▶ _What you will do_
**a)** In the 55-gallon betta tank thread, which fish share the tank with the Dragon Scale betta?
**b)** Continue the 55-gallon betta tank thread from where it stops.
## BEGIN Extract provided
# 55 Gallon Betta home



## dirtydutch4x (Jun 16, 2009)

So I recently decided to tear down my 55 and make it home for my Dragon Scale. Its a dirt w/PS cap and right now moderately planted but by the end of tomorrow should be heavily planted. I had an upsetting mishap with him 2 weeks ago where he jumped from his little tank during a cleaning and I dont know how long he was there but was pretty dry and his fins were all stuck together, now he is home in the 55 and fully recovered and seems quite happy there. He shares the tank with some least killi's and swamp darters.


----------



## majerah1 (Oct 29, 2010)

WHat a beautiful and lucky fellow!Ho is he doing withe the least killies?Is he hunting them or?


----------



## dirtydutch4x (Jun 16, 2009)
## END Extract provided
## BEGIN Records
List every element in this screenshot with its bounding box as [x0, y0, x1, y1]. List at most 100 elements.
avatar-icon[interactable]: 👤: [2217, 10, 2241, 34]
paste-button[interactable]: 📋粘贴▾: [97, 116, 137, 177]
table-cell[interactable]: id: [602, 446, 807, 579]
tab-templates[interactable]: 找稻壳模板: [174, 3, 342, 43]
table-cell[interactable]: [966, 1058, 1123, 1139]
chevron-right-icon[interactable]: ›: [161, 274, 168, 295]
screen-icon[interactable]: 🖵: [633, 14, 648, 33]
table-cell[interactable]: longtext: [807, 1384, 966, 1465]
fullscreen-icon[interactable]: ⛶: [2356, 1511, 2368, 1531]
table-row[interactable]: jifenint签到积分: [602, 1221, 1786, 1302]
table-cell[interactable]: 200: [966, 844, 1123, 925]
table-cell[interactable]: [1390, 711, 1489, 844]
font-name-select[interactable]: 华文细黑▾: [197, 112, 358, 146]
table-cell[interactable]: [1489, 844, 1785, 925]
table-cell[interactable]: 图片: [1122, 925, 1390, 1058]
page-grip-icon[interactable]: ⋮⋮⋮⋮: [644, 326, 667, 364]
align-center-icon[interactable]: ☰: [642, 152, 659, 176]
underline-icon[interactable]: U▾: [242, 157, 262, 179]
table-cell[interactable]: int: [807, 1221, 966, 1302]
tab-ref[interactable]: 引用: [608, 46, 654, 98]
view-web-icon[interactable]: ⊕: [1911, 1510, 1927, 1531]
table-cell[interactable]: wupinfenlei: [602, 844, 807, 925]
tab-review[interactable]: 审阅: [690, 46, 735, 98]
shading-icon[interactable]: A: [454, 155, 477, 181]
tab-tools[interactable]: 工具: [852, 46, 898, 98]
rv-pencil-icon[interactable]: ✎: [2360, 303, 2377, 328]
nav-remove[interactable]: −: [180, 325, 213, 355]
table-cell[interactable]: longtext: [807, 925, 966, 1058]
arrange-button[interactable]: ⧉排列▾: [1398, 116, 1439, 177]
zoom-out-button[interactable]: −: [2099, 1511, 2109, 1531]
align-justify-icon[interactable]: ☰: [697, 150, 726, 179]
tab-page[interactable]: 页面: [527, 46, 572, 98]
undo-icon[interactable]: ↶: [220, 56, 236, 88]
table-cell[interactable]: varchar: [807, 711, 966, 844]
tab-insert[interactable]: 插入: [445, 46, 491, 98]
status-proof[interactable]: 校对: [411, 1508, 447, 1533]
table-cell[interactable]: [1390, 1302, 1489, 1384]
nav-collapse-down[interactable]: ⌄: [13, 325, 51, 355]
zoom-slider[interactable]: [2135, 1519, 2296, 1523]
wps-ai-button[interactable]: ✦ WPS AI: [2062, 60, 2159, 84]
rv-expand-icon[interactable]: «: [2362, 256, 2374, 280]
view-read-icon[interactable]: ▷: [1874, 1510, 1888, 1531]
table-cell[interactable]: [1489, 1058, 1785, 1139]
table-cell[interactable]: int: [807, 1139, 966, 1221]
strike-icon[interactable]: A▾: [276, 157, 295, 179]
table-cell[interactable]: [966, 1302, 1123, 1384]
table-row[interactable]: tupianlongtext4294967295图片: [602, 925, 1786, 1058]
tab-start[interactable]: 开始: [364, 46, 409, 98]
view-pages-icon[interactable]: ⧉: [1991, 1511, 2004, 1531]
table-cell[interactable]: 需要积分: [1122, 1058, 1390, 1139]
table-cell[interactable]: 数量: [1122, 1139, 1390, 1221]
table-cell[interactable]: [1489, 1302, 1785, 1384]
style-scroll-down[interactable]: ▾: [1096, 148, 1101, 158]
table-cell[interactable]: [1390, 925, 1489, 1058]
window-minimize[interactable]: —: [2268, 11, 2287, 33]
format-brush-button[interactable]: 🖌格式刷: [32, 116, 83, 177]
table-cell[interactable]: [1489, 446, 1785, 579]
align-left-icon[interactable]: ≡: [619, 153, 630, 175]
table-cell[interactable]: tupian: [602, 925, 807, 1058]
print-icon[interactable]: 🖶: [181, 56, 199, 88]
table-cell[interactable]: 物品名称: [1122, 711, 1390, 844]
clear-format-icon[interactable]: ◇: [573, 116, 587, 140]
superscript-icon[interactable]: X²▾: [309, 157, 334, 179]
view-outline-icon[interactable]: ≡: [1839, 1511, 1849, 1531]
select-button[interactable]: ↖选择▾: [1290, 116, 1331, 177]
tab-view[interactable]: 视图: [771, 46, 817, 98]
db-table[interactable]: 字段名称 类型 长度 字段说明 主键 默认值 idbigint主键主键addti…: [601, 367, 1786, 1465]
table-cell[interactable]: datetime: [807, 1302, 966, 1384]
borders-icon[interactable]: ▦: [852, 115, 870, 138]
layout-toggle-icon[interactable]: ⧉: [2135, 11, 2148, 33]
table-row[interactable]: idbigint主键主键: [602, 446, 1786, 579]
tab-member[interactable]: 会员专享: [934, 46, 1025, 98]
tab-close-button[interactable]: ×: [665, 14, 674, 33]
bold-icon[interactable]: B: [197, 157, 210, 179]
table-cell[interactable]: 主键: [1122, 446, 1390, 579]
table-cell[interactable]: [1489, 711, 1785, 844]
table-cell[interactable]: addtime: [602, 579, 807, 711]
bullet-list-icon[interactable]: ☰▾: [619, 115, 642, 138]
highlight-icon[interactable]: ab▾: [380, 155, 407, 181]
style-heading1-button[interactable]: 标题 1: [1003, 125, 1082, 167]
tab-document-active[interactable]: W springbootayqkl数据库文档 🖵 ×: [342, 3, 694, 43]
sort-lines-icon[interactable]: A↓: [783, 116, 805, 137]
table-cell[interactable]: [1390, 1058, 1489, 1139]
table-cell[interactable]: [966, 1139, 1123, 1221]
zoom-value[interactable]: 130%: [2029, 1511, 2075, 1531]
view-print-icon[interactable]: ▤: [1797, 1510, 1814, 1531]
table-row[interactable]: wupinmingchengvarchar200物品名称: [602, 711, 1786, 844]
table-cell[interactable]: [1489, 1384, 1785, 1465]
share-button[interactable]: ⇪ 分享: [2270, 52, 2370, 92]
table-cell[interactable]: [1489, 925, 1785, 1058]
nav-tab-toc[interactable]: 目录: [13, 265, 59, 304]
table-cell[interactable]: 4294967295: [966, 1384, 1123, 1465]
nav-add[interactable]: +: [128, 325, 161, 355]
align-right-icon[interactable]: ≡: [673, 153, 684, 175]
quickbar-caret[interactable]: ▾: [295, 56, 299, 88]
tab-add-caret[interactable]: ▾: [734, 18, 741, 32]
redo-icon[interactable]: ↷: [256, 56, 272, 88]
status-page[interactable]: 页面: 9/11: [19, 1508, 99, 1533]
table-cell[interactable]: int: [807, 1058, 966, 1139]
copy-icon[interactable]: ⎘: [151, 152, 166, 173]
## END Records
▶ _Responses in order_
**a)** Least killies and swamp darters.

**b)**
He is kind of funny with them, he stalks them flares and then turns and swims away. He does follow the Darters around a lot just watching them as though he is intrigued or confused by them.


----------



## Summer (Oct 3, 2011)

what a lucky betta!


----------



## debisbooked (Jan 7, 2012)

That is one pampered betta!


----------



## dirtydutch4x (Jun 16, 2009)

Yes spoiled. Mostly because he has a decent temperament and does not seem to mind other fish. He is also in this tank with the female he spawned with, she bothers him more then he does her. a few more pics.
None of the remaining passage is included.